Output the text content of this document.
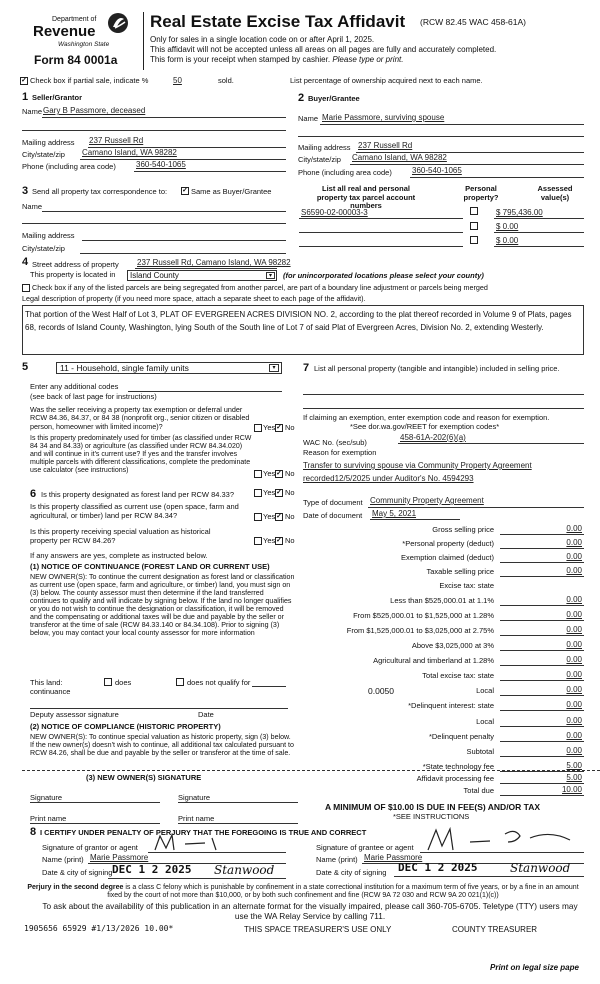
Department of
Revenue
Washington State
Form 84 0001a
Real Estate Excise Tax Affidavit (RCW 82.45 WAC 458-61A)
Only for sales in a single location code on or after April 1, 2025.
This affidavit will not be accepted unless all areas on all pages are fully and accurately completed.
This form is your receipt when stamped by cashier. Please type or print.
✓ Check box if partial sale, indicate %	50	sold.	List percentage of ownership acquired next to each name.
1 Seller/Grantor
Name Gary B Passmore, deceased
Mailing address 237 Russell Rd
City/state/zip Camano Island, WA 98282
Phone (including area code)	360-540-1065
2 Buyer/Grantee
Name Marie Passmore, surviving spouse
Mailing address 237 Russell Rd
City/state/zip Camano Island, WA 98282
Phone (including area code)	360-540-1065
3 Send all property tax correspondence to: ✓ Same as Buyer/Grantee
Name
Mailing address
City/state/zip
List all real and personal property tax parcel account numbers
Personal property?
Assessed value(s)
S6590-02-00003-3	$ 795,436.00
$ 0.00
$ 0.00
4 Street address of property 237 Russell Rd, Camano Island, WA 98282
This property is located in Island County	▾	(for unincorporated locations please select your county)
Check box if any of the listed parcels are being segregated from another parcel, are part of a boundary line adjustment or parcels being merged
Legal description of property (if you need more space, attach a separate sheet to each page of the affidavit).
That portion of the West Half of Lot 3, PLAT OF EVERGREEN ACRES DIVISION NO. 2, according to the plat thereof recorded in Volume 9 of Plats, pages 68, records of Island County, Washington, lying South of the South line of Lot 7 of said Plat of Evergreen Acres, Division No. 2, extending Westerly.
5	11 - Household, single family units	▾
Enter any additional codes
(see back of last page for instructions)
Was the seller receiving a property tax exemption or deferral under RCW 84.36, 84.37, or 84 38 (nonprofit org., senior citizen or disabled person, homeowner with limited income)?	Yes ✓ No
Is this property predominately used for timber (as classified under RCW 84 34 and 84.33) or agriculture (as classified under RCW 84.34.020) and will continue in it's current use? If yes and the transfer involves multiple parcels with different classifications, complete the predominate use calculator (see instructions)	Yes ✓ No
6 Is this property designated as forest land per RCW 84.33?	Yes ✓ No
Is this property classified as current use (open space, farm and agricultural, or timber) land per RCW 84.34?	Yes ✓ No
Is this property receiving special valuation as historical property per RCW 84.26?	Yes ✓ No
If any answers are yes, complete as instructed below.
(1) NOTICE OF CONTINUANCE (FOREST LAND OR CURRENT USE)
NEW OWNER(S): To continue the current designation as forest land or classification as current use (open space, farm and agriculture, or timber) land, you must sign on (3) below. The county assessor must then determine if the land transferred continues to qualify and will indicate by signing below. If the land no longer qualifies or you do not wish to continue the designation or classification, it will be removed and the compensating or additional taxes will be due and payable by the seller or transferor at the time of sale (RCW 84.33.140 or 84.34.108). Prior to signing (3) below, you may contact your local county assessor for more information
This land:	does	does not qualify for
continuance
Deputy assessor signature	Date
(2) NOTICE OF COMPLIANCE (HISTORIC PROPERTY)
NEW OWNER(S): To continue special valuation as historic property, sign (3) below. If the new owner(s) doesn't wish to continue, all additional tax calculated pursuant to RCW 84.26, shall be due and payable by the seller or transferor at the time of sale.
(3) NEW OWNER(S) SIGNATURE
Signature	Signature
Print name	Print name
7 List all personal property (tangible and intangible) included in selling price.
If claiming an exemption, enter exemption code and reason for exemption.
*See dor.wa.gov/REET for exemption codes*
WAC No. (sec/sub)
458-61A-202(6)(a)
Reason for exemption
Transfer to surviving spouse via Community Property Agreement recorded12/5/2025 under Auditor's No. 4594293
Type of document Community Property Agreement
Date of document May 5, 2021
Gross selling price	0.00
*Personal property (deduct)	0.00
Exemption claimed (deduct)	0.00
Taxable selling price	0.00
Excise tax: state
Less than $525,000.01 at 1.1%	0.00
From $525,000.01 to $1,525,000 at 1.28%	0.00
From $1,525,000.01 to $3,025,000 at 2.75%	0.00
Above $3,025,000 at 3%	0.00
Agricultural and timberland at 1.28%	0.00
Total excise tax: state	0.00
Local
0.0050	0.00
*Delinquent interest: state	0.00
Local	0.00
*Delinquent penalty	0.00
Subtotal	0.00
*State technology fee	5.00
Affidavit processing fee	5.00
Total due	10.00
A MINIMUM OF $10.00 IS DUE IN FEE(S) AND/OR TAX
*SEE INSTRUCTIONS
8 I CERTIFY UNDER PENALTY OF PERJURY THAT THE FOREGOING IS TRUE AND CORRECT
Signature of grantor or agent	Signature of grantee or agent
Name (print) Marie Passmore	Name (print) Marie Passmore
Date & city of signing DEC 1 2 2025 Stanwood	Date & city of signing DEC 1 2 2025	Stanwood
Perjury in the second degree is a class C felony which is punishable by confinement in a state correctional institution for a maximum term of five years, or by a fine in an amount fixed by the court of not more than $10,000, or by both such confinement and fine (RCW 9A 72 030 and RCW 9A 20 021(1)(c))
To ask about the availability of this publication in an alternate format for the visually impaired, please call 360-705-6705. Teletype (TTY) users may use the WA Relay Service by calling 711.
1905656 65929 #1/13/2026 10.00*	THIS SPACE TREASURER'S USE ONLY	COUNTY TREASURER
Print on legal size pape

The task. Without the pictures, restate all the entries above exactly.

Finished exercise.
Output the text content of this document.
Department of
Revenue
Washington State
Form 84 0001a
Real Estate Excise Tax Affidavit (RCW 82.45 WAC 458-61A)
Only for sales in a single location code on or after April 1, 2025.
This affidavit will not be accepted unless all areas on all pages are fully and accurately completed.
This form is your receipt when stamped by cashier. Please type or print.
✓ Check box if partial sale, indicate %	50	sold.	List percentage of ownership acquired next to each name.
1 Seller/Grantor
Name Gary B Passmore, deceased
Mailing address 237 Russell Rd
City/state/zip Camano Island, WA 98282
Phone (including area code)	360-540-1065
2 Buyer/Grantee
Name Marie Passmore, surviving spouse
Mailing address 237 Russell Rd
City/state/zip Camano Island, WA 98282
Phone (including area code)	360-540-1065
3 Send all property tax correspondence to: ✓ Same as Buyer/Grantee
Name
Mailing address
City/state/zip
List all real and personal property tax parcel account numbers
Personal property?
Assessed value(s)
S6590-02-00003-3	$ 795,436.00
$ 0.00
$ 0.00
4 Street address of property 237 Russell Rd, Camano Island, WA 98282
This property is located in Island County	▾	(for unincorporated locations please select your county)
Check box if any of the listed parcels are being segregated from another parcel, are part of a boundary line adjustment or parcels being merged
Legal description of property (if you need more space, attach a separate sheet to each page of the affidavit).
That portion of the West Half of Lot 3, PLAT OF EVERGREEN ACRES DIVISION NO. 2, according to the plat thereof recorded in Volume 9 of Plats, pages 68, records of Island County, Washington, lying South of the South line of Lot 7 of said Plat of Evergreen Acres, Division No. 2, extending Westerly.
5	11 - Household, single family units	▾
Enter any additional codes
(see back of last page for instructions)
Was the seller receiving a property tax exemption or deferral under RCW 84.36, 84.37, or 84 38 (nonprofit org., senior citizen or disabled person, homeowner with limited income)?	Yes ✓ No
Is this property predominately used for timber (as classified under RCW 84 34 and 84.33) or agriculture (as classified under RCW 84.34.020) and will continue in it's current use? If yes and the transfer involves multiple parcels with different classifications, complete the predominate use calculator (see instructions)	Yes ✓ No
6 Is this property designated as forest land per RCW 84.33?	Yes ✓ No
Is this property classified as current use (open space, farm and agricultural, or timber) land per RCW 84.34?	Yes ✓ No
Is this property receiving special valuation as historical property per RCW 84.26?	Yes ✓ No
If any answers are yes, complete as instructed below.
(1) NOTICE OF CONTINUANCE (FOREST LAND OR CURRENT USE)
NEW OWNER(S): To continue the current designation as forest land or classification as current use (open space, farm and agriculture, or timber) land, you must sign on (3) below. The county assessor must then determine if the land transferred continues to qualify and will indicate by signing below. If the land no longer qualifies or you do not wish to continue the designation or classification, it will be removed and the compensating or additional taxes will be due and payable by the seller or transferor at the time of sale (RCW 84.33.140 or 84.34.108). Prior to signing (3) below, you may contact your local county assessor for more information
This land:	does	does not qualify for
continuance
Deputy assessor signature	Date
(2) NOTICE OF COMPLIANCE (HISTORIC PROPERTY)
NEW OWNER(S): To continue special valuation as historic property, sign (3) below. If the new owner(s) doesn't wish to continue, all additional tax calculated pursuant to RCW 84.26, shall be due and payable by the seller or transferor at the time of sale.
(3) NEW OWNER(S) SIGNATURE
Signature	Signature
Print name	Print name
7 List all personal property (tangible and intangible) included in selling price.
If claiming an exemption, enter exemption code and reason for exemption.
*See dor.wa.gov/REET for exemption codes*
WAC No. (sec/sub)
458-61A-202(6)(a)
Reason for exemption
Transfer to surviving spouse via Community Property Agreement recorded12/5/2025 under Auditor's No. 4594293
Type of document Community Property Agreement
Date of document May 5, 2021
Gross selling price	0.00
*Personal property (deduct)	0.00
Exemption claimed (deduct)	0.00
Taxable selling price	0.00
Excise tax: state
Less than $525,000.01 at 1.1%	0.00
From $525,000.01 to $1,525,000 at 1.28%	0.00
From $1,525,000.01 to $3,025,000 at 2.75%	0.00
Above $3,025,000 at 3%	0.00
Agricultural and timberland at 1.28%	0.00
Total excise tax: state	0.00
Local
0.0050	0.00
*Delinquent interest: state	0.00
Local	0.00
*Delinquent penalty	0.00
Subtotal	0.00
*State technology fee	5.00
Affidavit processing fee	5.00
Total due	10.00
A MINIMUM OF $10.00 IS DUE IN FEE(S) AND/OR TAX
*SEE INSTRUCTIONS
8 I CERTIFY UNDER PENALTY OF PERJURY THAT THE FOREGOING IS TRUE AND CORRECT
Signature of grantor or agent	Signature of grantee or agent
Name (print) Marie Passmore	Name (print) Marie Passmore
Date & city of signing DEC 1 2 2025 Stanwood	Date & city of signing DEC 1 2 2025	Stanwood
Perjury in the second degree is a class C felony which is punishable by confinement in a state correctional institution for a maximum term of five years, or by a fine in an amount fixed by the court of not more than $10,000, or by both such confinement and fine (RCW 9A 72 030 and RCW 9A 20 021(1)(c))
To ask about the availability of this publication in an alternate format for the visually impaired, please call 360-705-6705. Teletype (TTY) users may use the WA Relay Service by calling 711.
1905656 65929 #1/13/2026 10.00*	THIS SPACE TREASURER'S USE ONLY	COUNTY TREASURER
Print on legal size pape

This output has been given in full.